AIM OF THE EXERCISE - Keep the pictures out of the copy and print all the entries below exactly.

EXERCISE MATERIALS -
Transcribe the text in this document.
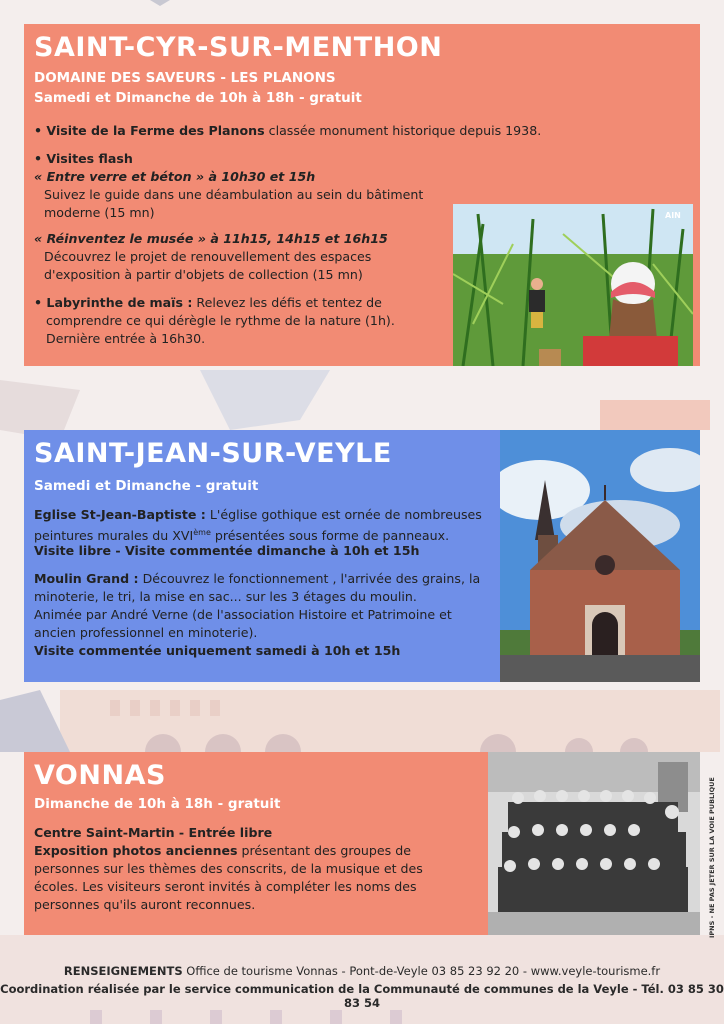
SAINT-CYR-SUR-MENTHON
DOMAINE DES SAVEURS - LES PLANONS
Samedi et Dimanche de 10h à 18h - gratuit
• Visite de la Ferme des Planons classée monument historique depuis 1938.
• Visites flash
« Entre verre et béton » à 10h30 et 15h
Suivez le guide dans une déambulation au sein du bâtiment
moderne (15 mn)
« Réinventez le musée » à 11h15, 14h15 et 16h15
Découvrez le projet de renouvellement des espaces
d'exposition à partir d'objets de collection (15 mn)
• Labyrinthe de maïs : Relevez les défis et tentez de
comprendre ce qui dérègle le rythme de la nature (1h).
Dernière entrée à 16h30.
AIN
SAINT-JEAN-SUR-VEYLE
Samedi et Dimanche - gratuit
Eglise St-Jean-Baptiste : L'église gothique est ornée de nombreuses
peintures murales du XVIème présentées sous forme de panneaux.
Visite libre - Visite commentée dimanche à 10h et 15h
Moulin Grand : Découvrez le fonctionnement , l'arrivée des grains, la
minoterie, le tri, la mise en sac... sur les 3 étages du moulin.
Animée par André Verne (de l'association Histoire et Patrimoine et
ancien professionnel en minoterie).
Visite commentée uniquement samedi à 10h et 15h
VONNAS
Dimanche de 10h à 18h - gratuit
Centre Saint-Martin - Entrée libre
Exposition photos anciennes présentant des groupes de
personnes sur les thèmes des conscrits, de la musique et des
écoles. Les visiteurs seront invités à compléter les noms des
personnes qu'ils auront reconnues.	IPNS - NE PAS JETER SUR LA VOIE PUBLIQUE
RENSEIGNEMENTS Office de tourisme Vonnas - Pont-de-Veyle 03 85 23 92 20 - www.veyle-tourisme.fr
Coordination réalisée par le service communication de la Communauté de communes de la Veyle - Tél. 03 85 30 83 54
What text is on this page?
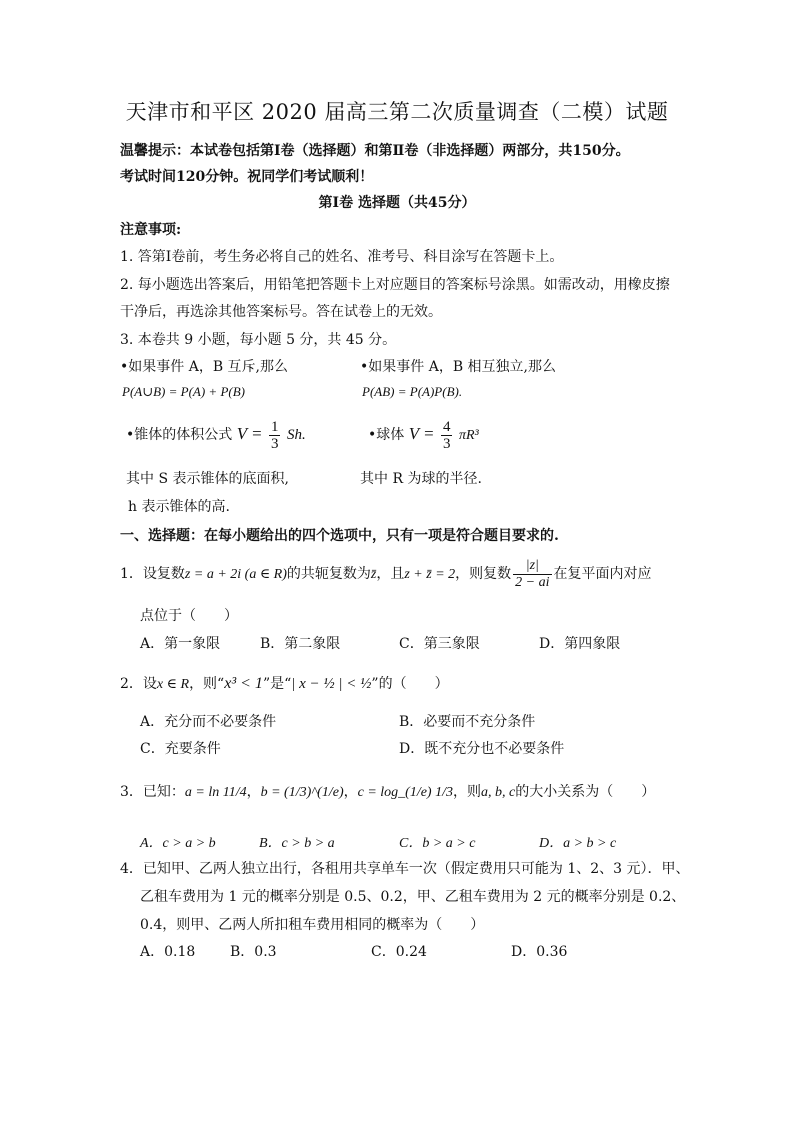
天津市和平区 2020 届高三第二次质量调查（二模）试题
温馨提示：本试卷包括第Ⅰ卷（选择题）和第Ⅱ卷（非选择题）两部分，共150分。
考试时间120分钟。祝同学们考试顺利！
第Ⅰ卷 选择题（共45分）
注意事项:
1. 答第Ⅰ卷前，考生务必将自己的姓名、准考号、科目涂写在答题卡上。
2. 每小题选出答案后，用铅笔把答题卡上对应题目的答案标号涂黑。如需改动，用橡皮擦
干净后，再选涂其他答案标号。答在试卷上的无效。
3. 本卷共 9 小题，每小题 5 分，共 45 分。
•如果事件 A，B 互斥,那么
P(A∪B) = P(A) + P(B)
•如果事件 A，B 相互独立,那么
P(AB) = P(A)P(B).
•锥体的体积公式 $V = \frac{1}{3} Sh$.	•球体 $V = \frac{4}{3} \pi R^3$
其中 S 表示锥体的底面积,
h 表示锥体的高.
其中 R 为球的半径.
一、选择题：在每小题给出的四个选项中，只有一项是符合题目要求的.
1．设复数z = a + 2i (a ∈ R)的共轭复数为z̄，且z + z̄ = 2，则复数 $\frac{|z|}{2 - ai}$ 在复平面内对应
点位于（　　）
A．第一象限	B．第二象限	C．第三象限	D．第四象限
2．设x ∈ R，则“x³ < 1”是“| x − ½ | < ½”的（　　）
A．充分而不必要条件	B．必要而不充分条件
C．充要条件	D．既不充分也不必要条件
3．已知：a = ln 11/4，b = (1/3)^(1/e)，c = log_(1/e) 1/3，则a, b, c的大小关系为（　　）
A．c > a > b	B．c > b > a	C．b > a > c	D．a > b > c
4．已知甲、乙两人独立出行，各租用共享单车一次（假定费用只可能为 1、2、3 元）．甲、
乙租车费用为 1 元的概率分别是 0.5、0.2，甲、乙租车费用为 2 元的概率分别是 0.2、
0.4，则甲、乙两人所扣租车费用相同的概率为（　　）
A．0.18 B．0.3	C．0.24	D．0.36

RESULT OF THIS EXERCISE -
Transcribe the text in this document.
SAINT-CYR-SUR-MENTHON
DOMAINE DES SAVEURS - LES PLANONS
Samedi et Dimanche de 10h à 18h - gratuit
• Visite de la Ferme des Planons classée monument historique depuis 1938.
• Visites flash
« Entre verre et béton » à 10h30 et 15h
Suivez le guide dans une déambulation au sein du bâtiment
moderne (15 mn)
« Réinventez le musée » à 11h15, 14h15 et 16h15
Découvrez le projet de renouvellement des espaces
d'exposition à partir d'objets de collection (15 mn)
• Labyrinthe de maïs : Relevez les défis et tentez de
comprendre ce qui dérègle le rythme de la nature (1h).
Dernière entrée à 16h30.
AIN
SAINT-JEAN-SUR-VEYLE
Samedi et Dimanche - gratuit
Eglise St-Jean-Baptiste : L'église gothique est ornée de nombreuses
peintures murales du XVIème présentées sous forme de panneaux.
Visite libre - Visite commentée dimanche à 10h et 15h
Moulin Grand : Découvrez le fonctionnement , l'arrivée des grains, la
minoterie, le tri, la mise en sac... sur les 3 étages du moulin.
Animée par André Verne (de l'association Histoire et Patrimoine et
ancien professionnel en minoterie).
Visite commentée uniquement samedi à 10h et 15h
VONNAS
Dimanche de 10h à 18h - gratuit
Centre Saint-Martin - Entrée libre
Exposition photos anciennes présentant des groupes de
personnes sur les thèmes des conscrits, de la musique et des
écoles. Les visiteurs seront invités à compléter les noms des
personnes qu'ils auront reconnues.	IPNS - NE PAS JETER SUR LA VOIE PUBLIQUE
RENSEIGNEMENTS Office de tourisme Vonnas - Pont-de-Veyle 03 85 23 92 20 - www.veyle-tourisme.fr
Coordination réalisée par le service communication de la Communauté de communes de la Veyle - Tél. 03 85 30 83 54
What text is on this page?
天津市和平区 2020 届高三第二次质量调查（二模）试题
温馨提示：本试卷包括第Ⅰ卷（选择题）和第Ⅱ卷（非选择题）两部分，共150分。
考试时间120分钟。祝同学们考试顺利！
第Ⅰ卷 选择题（共45分）
注意事项:
1. 答第Ⅰ卷前，考生务必将自己的姓名、准考号、科目涂写在答题卡上。
2. 每小题选出答案后，用铅笔把答题卡上对应题目的答案标号涂黑。如需改动，用橡皮擦
干净后，再选涂其他答案标号。答在试卷上的无效。
3. 本卷共 9 小题，每小题 5 分，共 45 分。
•如果事件 A，B 互斥,那么
P(A∪B) = P(A) + P(B)
•如果事件 A，B 相互独立,那么
P(AB) = P(A)P(B).
•锥体的体积公式 $V = \frac{1}{3} Sh$.	•球体 $V = \frac{4}{3} \pi R^3$
其中 S 表示锥体的底面积,
h 表示锥体的高.
其中 R 为球的半径.
一、选择题：在每小题给出的四个选项中，只有一项是符合题目要求的.
1．设复数z = a + 2i (a ∈ R)的共轭复数为z̄，且z + z̄ = 2，则复数 $\frac{|z|}{2 - ai}$ 在复平面内对应
点位于（　　）
A．第一象限	B．第二象限	C．第三象限	D．第四象限
2．设x ∈ R，则“x³ < 1”是“| x − ½ | < ½”的（　　）
A．充分而不必要条件	B．必要而不充分条件
C．充要条件	D．既不充分也不必要条件
3．已知：a = ln 11/4，b = (1/3)^(1/e)，c = log_(1/e) 1/3，则a, b, c的大小关系为（　　）
A．c > a > b	B．c > b > a	C．b > a > c	D．a > b > c
4．已知甲、乙两人独立出行，各租用共享单车一次（假定费用只可能为 1、2、3 元）．甲、
乙租车费用为 1 元的概率分别是 0.5、0.2，甲、乙租车费用为 2 元的概率分别是 0.2、
0.4，则甲、乙两人所扣租车费用相同的概率为（　　）
A．0.18 B．0.3	C．0.24	D．0.36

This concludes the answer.